Extracted records:
——————

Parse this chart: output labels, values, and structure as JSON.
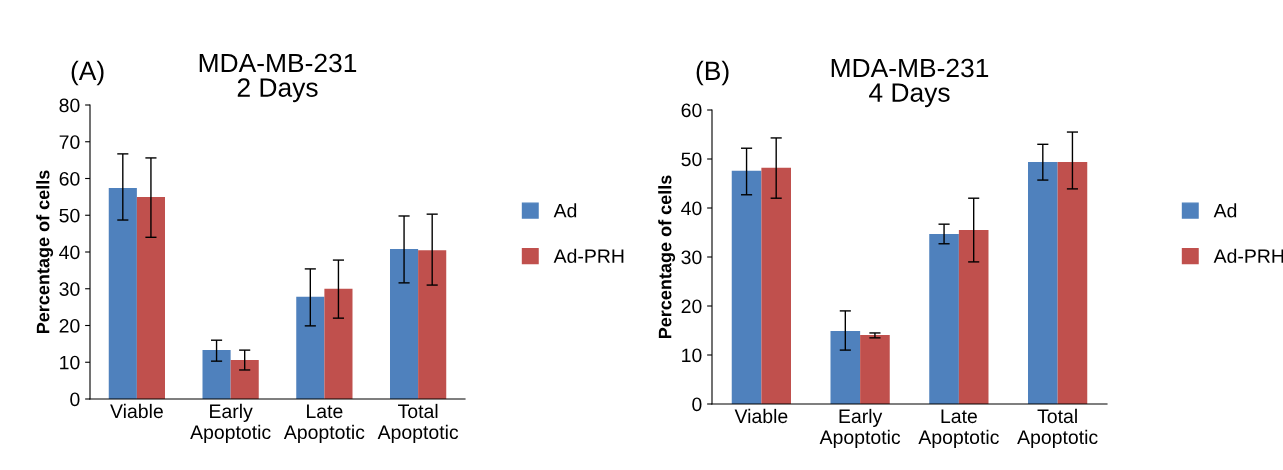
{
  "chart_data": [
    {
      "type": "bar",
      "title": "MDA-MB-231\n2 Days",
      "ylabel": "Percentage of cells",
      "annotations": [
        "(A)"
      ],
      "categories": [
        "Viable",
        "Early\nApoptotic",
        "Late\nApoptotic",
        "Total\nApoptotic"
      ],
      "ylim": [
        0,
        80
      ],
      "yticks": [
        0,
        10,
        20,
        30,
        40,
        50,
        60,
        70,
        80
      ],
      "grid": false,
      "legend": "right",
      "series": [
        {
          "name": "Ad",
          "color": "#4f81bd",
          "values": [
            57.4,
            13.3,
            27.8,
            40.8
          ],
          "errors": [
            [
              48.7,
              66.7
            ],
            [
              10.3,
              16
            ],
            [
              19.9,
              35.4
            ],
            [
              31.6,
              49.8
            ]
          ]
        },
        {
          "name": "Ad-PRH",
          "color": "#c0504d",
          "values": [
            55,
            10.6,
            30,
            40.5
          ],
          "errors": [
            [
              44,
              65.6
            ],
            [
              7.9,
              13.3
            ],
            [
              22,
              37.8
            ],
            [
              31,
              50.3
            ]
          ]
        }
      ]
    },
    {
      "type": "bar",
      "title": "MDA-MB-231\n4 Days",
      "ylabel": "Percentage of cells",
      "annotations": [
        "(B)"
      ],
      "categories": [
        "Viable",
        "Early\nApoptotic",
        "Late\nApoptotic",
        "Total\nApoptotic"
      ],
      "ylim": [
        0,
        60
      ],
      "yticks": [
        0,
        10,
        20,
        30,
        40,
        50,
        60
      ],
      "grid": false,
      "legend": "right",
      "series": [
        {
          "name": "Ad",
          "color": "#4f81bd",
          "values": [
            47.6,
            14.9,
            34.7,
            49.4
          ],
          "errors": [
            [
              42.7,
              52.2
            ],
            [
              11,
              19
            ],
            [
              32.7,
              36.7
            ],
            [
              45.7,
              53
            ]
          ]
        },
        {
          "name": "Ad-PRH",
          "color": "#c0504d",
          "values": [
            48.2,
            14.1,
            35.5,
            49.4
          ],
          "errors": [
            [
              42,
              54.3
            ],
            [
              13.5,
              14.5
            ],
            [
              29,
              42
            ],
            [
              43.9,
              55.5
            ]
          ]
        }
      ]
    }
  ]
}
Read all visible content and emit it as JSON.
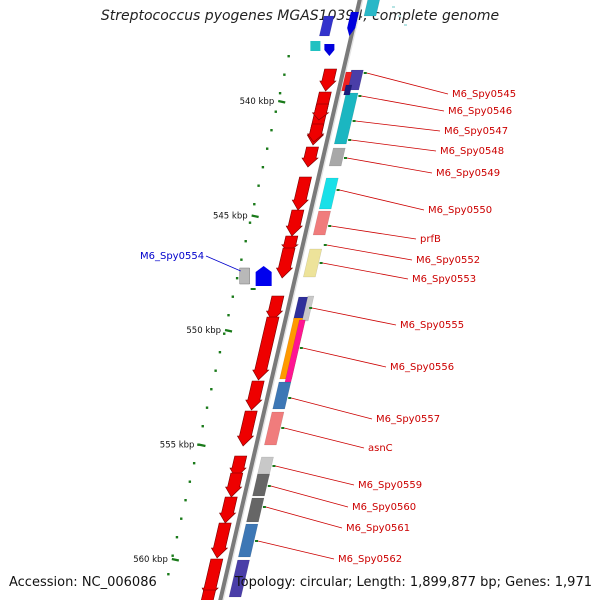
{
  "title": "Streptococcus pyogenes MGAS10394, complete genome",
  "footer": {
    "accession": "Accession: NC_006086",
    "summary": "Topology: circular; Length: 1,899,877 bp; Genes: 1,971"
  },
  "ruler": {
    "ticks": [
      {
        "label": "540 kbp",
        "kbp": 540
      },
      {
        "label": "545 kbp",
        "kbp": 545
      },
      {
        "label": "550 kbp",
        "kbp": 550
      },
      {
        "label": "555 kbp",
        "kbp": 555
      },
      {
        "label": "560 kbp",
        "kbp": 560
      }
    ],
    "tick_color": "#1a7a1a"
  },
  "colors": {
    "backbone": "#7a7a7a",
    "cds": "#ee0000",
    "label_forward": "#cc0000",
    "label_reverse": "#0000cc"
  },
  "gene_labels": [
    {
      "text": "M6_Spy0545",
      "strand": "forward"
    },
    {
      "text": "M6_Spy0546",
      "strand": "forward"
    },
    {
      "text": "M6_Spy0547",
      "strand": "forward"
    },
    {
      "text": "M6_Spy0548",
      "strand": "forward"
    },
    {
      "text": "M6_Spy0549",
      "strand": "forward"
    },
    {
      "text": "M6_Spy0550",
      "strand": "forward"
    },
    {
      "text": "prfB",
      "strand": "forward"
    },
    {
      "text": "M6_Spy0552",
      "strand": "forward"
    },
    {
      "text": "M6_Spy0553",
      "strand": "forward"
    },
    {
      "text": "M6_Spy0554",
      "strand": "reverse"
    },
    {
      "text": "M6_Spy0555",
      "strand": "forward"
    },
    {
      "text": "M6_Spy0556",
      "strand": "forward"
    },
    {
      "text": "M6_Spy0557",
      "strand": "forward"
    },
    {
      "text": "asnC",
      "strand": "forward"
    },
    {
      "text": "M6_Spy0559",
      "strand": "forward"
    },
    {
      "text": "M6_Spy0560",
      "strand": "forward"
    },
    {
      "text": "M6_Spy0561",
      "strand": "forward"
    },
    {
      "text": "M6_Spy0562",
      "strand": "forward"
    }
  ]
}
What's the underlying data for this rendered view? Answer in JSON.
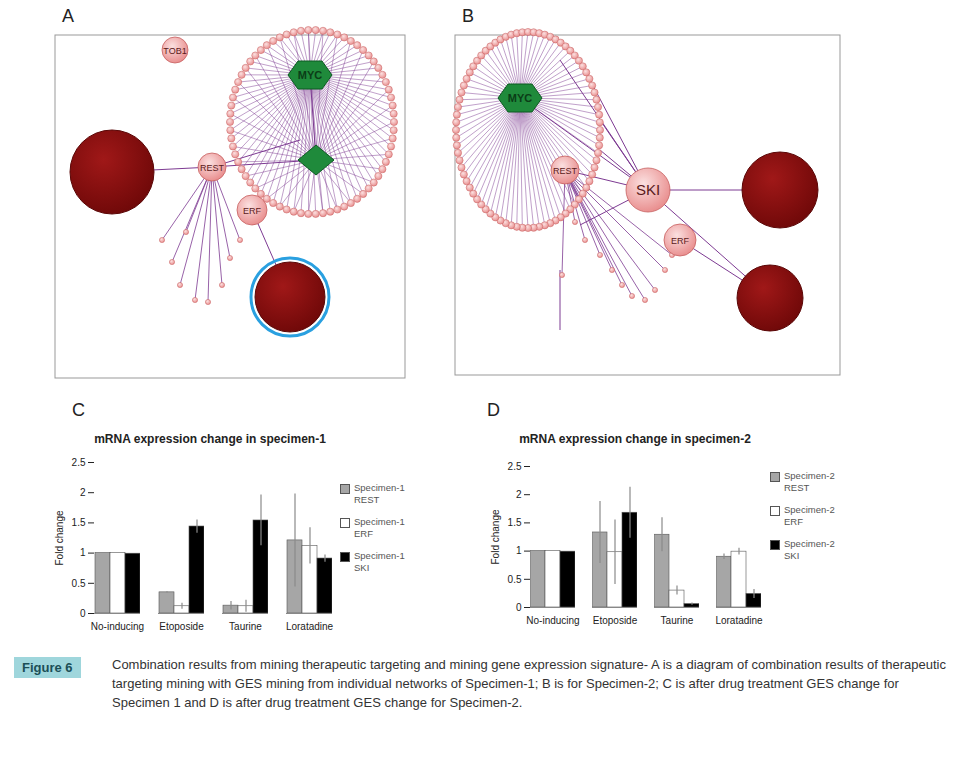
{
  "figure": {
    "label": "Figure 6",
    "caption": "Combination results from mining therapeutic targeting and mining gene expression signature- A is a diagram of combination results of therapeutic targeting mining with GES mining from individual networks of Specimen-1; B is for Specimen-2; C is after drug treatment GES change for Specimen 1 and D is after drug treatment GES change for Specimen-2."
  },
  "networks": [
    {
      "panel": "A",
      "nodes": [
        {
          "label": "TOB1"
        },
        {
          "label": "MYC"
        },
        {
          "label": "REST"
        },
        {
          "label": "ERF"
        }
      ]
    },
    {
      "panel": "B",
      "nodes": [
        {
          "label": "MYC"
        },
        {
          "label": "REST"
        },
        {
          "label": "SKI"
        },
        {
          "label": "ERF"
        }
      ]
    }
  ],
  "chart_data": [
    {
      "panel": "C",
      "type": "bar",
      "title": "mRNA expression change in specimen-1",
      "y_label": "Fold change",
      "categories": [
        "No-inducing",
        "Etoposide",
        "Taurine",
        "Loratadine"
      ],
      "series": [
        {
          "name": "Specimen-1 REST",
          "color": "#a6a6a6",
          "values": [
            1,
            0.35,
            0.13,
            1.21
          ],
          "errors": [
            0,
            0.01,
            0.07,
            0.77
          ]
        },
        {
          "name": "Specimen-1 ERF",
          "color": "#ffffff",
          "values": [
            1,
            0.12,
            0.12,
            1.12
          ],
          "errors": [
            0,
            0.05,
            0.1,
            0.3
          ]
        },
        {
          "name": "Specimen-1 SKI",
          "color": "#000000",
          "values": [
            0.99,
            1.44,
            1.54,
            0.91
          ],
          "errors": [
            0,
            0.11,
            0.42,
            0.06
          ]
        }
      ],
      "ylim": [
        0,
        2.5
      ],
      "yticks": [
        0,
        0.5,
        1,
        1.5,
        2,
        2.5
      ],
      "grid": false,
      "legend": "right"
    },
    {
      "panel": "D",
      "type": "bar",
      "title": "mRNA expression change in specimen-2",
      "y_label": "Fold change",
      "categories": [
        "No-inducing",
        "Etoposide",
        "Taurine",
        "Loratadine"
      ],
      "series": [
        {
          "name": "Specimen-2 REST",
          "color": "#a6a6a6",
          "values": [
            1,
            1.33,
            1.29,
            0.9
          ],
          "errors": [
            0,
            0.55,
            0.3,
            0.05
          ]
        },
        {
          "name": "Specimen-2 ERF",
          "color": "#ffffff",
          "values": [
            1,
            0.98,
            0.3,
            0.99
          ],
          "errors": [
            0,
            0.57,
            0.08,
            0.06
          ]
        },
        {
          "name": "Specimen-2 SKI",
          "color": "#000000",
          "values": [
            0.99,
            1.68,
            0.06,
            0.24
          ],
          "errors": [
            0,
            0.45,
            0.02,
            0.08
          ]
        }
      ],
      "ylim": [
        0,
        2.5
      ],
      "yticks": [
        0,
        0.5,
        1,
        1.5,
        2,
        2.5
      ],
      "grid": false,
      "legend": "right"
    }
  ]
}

——————

What you should do: All lines above with "expression" in them should be returned.

Worked solution:
    "caption": "Combination results from mining therapeutic targeting and mining gene expression signature- A is a diagram of combination results of therapeutic targeting mining with GES mining from individual networks of Specimen-1; B is for Specimen-2; C is after drug treatment GES change for Specimen 1 and D is after drug treatment GES change for Specimen-2."
      "title": "mRNA expression change in specimen-1",
      "title": "mRNA expression change in specimen-2",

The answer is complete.